■ **EXERCISE BRIEF**:
Send back the records in full, character for character.
** Start LISTING **
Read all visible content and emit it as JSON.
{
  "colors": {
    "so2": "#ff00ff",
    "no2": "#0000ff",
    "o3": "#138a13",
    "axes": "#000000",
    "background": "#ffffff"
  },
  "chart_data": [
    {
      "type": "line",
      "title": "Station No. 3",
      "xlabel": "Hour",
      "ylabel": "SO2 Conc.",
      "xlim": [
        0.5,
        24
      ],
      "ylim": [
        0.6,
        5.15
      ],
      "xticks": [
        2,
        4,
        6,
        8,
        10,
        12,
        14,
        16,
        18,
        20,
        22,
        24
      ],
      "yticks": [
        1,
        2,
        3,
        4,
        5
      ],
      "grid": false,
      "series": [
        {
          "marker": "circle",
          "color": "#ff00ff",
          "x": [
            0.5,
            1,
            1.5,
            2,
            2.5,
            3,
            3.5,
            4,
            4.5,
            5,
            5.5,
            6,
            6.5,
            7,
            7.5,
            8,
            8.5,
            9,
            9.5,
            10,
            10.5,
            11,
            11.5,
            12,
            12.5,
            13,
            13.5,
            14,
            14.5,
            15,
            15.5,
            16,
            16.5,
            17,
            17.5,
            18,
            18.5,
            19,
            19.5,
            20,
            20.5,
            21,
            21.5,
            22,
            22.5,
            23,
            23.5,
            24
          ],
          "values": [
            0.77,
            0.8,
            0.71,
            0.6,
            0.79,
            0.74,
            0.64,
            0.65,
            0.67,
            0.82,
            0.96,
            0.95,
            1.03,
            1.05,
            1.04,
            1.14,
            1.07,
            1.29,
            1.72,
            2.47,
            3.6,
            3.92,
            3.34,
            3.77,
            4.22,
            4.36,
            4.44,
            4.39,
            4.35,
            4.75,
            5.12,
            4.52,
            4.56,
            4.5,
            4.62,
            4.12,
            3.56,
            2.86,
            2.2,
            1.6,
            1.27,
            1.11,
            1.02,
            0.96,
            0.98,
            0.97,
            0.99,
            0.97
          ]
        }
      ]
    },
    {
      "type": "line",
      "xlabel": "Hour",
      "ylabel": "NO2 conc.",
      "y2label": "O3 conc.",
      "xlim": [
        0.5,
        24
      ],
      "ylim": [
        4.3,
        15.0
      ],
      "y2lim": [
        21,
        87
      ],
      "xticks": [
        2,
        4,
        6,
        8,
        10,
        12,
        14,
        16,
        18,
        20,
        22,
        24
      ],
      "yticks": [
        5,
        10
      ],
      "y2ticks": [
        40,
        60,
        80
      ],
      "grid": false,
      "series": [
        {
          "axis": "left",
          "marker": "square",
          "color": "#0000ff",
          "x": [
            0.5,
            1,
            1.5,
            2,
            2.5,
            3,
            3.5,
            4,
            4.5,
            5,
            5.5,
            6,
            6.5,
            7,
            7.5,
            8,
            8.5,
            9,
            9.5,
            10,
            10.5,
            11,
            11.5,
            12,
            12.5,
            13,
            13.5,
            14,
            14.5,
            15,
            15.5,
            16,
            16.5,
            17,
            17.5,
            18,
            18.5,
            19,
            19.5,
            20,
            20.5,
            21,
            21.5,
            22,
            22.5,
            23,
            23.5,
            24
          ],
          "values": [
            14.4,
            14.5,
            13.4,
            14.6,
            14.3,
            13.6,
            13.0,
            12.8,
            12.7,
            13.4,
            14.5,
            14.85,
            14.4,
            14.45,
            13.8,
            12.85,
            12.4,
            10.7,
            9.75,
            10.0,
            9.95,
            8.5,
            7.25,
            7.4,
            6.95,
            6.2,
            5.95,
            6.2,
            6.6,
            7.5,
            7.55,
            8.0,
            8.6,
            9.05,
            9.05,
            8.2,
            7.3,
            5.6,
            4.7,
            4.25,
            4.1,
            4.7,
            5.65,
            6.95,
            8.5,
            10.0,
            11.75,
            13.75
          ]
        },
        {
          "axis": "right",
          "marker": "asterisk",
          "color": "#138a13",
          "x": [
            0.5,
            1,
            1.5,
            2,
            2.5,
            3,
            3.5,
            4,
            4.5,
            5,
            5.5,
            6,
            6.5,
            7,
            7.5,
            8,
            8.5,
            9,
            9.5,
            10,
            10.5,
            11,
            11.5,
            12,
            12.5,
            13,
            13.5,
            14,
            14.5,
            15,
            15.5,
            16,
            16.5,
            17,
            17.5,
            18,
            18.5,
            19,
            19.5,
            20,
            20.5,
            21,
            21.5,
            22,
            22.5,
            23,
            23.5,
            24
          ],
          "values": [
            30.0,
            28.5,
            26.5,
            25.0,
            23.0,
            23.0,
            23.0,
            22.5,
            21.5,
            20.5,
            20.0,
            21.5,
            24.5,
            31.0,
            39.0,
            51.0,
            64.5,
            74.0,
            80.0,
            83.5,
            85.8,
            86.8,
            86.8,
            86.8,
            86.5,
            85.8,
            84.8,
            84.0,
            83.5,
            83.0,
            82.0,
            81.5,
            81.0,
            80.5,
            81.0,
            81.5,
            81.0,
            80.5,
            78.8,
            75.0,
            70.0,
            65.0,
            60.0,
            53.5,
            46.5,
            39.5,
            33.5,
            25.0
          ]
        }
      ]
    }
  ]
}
** End LISTING **
■ **RESPONSE BELOW**:
Read all visible content and emit it as JSON.
{
  "colors": {
    "so2": "#ff00ff",
    "no2": "#0000ff",
    "o3": "#138a13",
    "axes": "#000000",
    "background": "#ffffff"
  },
  "chart_data": [
    {
      "type": "line",
      "title": "Station No. 3",
      "xlabel": "Hour",
      "ylabel": "SO2 Conc.",
      "xlim": [
        0.5,
        24
      ],
      "ylim": [
        0.6,
        5.15
      ],
      "xticks": [
        2,
        4,
        6,
        8,
        10,
        12,
        14,
        16,
        18,
        20,
        22,
        24
      ],
      "yticks": [
        1,
        2,
        3,
        4,
        5
      ],
      "grid": false,
      "series": [
        {
          "marker": "circle",
          "color": "#ff00ff",
          "x": [
            0.5,
            1,
            1.5,
            2,
            2.5,
            3,
            3.5,
            4,
            4.5,
            5,
            5.5,
            6,
            6.5,
            7,
            7.5,
            8,
            8.5,
            9,
            9.5,
            10,
            10.5,
            11,
            11.5,
            12,
            12.5,
            13,
            13.5,
            14,
            14.5,
            15,
            15.5,
            16,
            16.5,
            17,
            17.5,
            18,
            18.5,
            19,
            19.5,
            20,
            20.5,
            21,
            21.5,
            22,
            22.5,
            23,
            23.5,
            24
          ],
          "values": [
            0.77,
            0.8,
            0.71,
            0.6,
            0.79,
            0.74,
            0.64,
            0.65,
            0.67,
            0.82,
            0.96,
            0.95,
            1.03,
            1.05,
            1.04,
            1.14,
            1.07,
            1.29,
            1.72,
            2.47,
            3.6,
            3.92,
            3.34,
            3.77,
            4.22,
            4.36,
            4.44,
            4.39,
            4.35,
            4.75,
            5.12,
            4.52,
            4.56,
            4.5,
            4.62,
            4.12,
            3.56,
            2.86,
            2.2,
            1.6,
            1.27,
            1.11,
            1.02,
            0.96,
            0.98,
            0.97,
            0.99,
            0.97
          ]
        }
      ]
    },
    {
      "type": "line",
      "xlabel": "Hour",
      "ylabel": "NO2 conc.",
      "y2label": "O3 conc.",
      "xlim": [
        0.5,
        24
      ],
      "ylim": [
        4.3,
        15.0
      ],
      "y2lim": [
        21,
        87
      ],
      "xticks": [
        2,
        4,
        6,
        8,
        10,
        12,
        14,
        16,
        18,
        20,
        22,
        24
      ],
      "yticks": [
        5,
        10
      ],
      "y2ticks": [
        40,
        60,
        80
      ],
      "grid": false,
      "series": [
        {
          "axis": "left",
          "marker": "square",
          "color": "#0000ff",
          "x": [
            0.5,
            1,
            1.5,
            2,
            2.5,
            3,
            3.5,
            4,
            4.5,
            5,
            5.5,
            6,
            6.5,
            7,
            7.5,
            8,
            8.5,
            9,
            9.5,
            10,
            10.5,
            11,
            11.5,
            12,
            12.5,
            13,
            13.5,
            14,
            14.5,
            15,
            15.5,
            16,
            16.5,
            17,
            17.5,
            18,
            18.5,
            19,
            19.5,
            20,
            20.5,
            21,
            21.5,
            22,
            22.5,
            23,
            23.5,
            24
          ],
          "values": [
            14.4,
            14.5,
            13.4,
            14.6,
            14.3,
            13.6,
            13.0,
            12.8,
            12.7,
            13.4,
            14.5,
            14.85,
            14.4,
            14.45,
            13.8,
            12.85,
            12.4,
            10.7,
            9.75,
            10.0,
            9.95,
            8.5,
            7.25,
            7.4,
            6.95,
            6.2,
            5.95,
            6.2,
            6.6,
            7.5,
            7.55,
            8.0,
            8.6,
            9.05,
            9.05,
            8.2,
            7.3,
            5.6,
            4.7,
            4.25,
            4.1,
            4.7,
            5.65,
            6.95,
            8.5,
            10.0,
            11.75,
            13.75
          ]
        },
        {
          "axis": "right",
          "marker": "asterisk",
          "color": "#138a13",
          "x": [
            0.5,
            1,
            1.5,
            2,
            2.5,
            3,
            3.5,
            4,
            4.5,
            5,
            5.5,
            6,
            6.5,
            7,
            7.5,
            8,
            8.5,
            9,
            9.5,
            10,
            10.5,
            11,
            11.5,
            12,
            12.5,
            13,
            13.5,
            14,
            14.5,
            15,
            15.5,
            16,
            16.5,
            17,
            17.5,
            18,
            18.5,
            19,
            19.5,
            20,
            20.5,
            21,
            21.5,
            22,
            22.5,
            23,
            23.5,
            24
          ],
          "values": [
            30.0,
            28.5,
            26.5,
            25.0,
            23.0,
            23.0,
            23.0,
            22.5,
            21.5,
            20.5,
            20.0,
            21.5,
            24.5,
            31.0,
            39.0,
            51.0,
            64.5,
            74.0,
            80.0,
            83.5,
            85.8,
            86.8,
            86.8,
            86.8,
            86.5,
            85.8,
            84.8,
            84.0,
            83.5,
            83.0,
            82.0,
            81.5,
            81.0,
            80.5,
            81.0,
            81.5,
            81.0,
            80.5,
            78.8,
            75.0,
            70.0,
            65.0,
            60.0,
            53.5,
            46.5,
            39.5,
            33.5,
            25.0
          ]
        }
      ]
    }
  ]
}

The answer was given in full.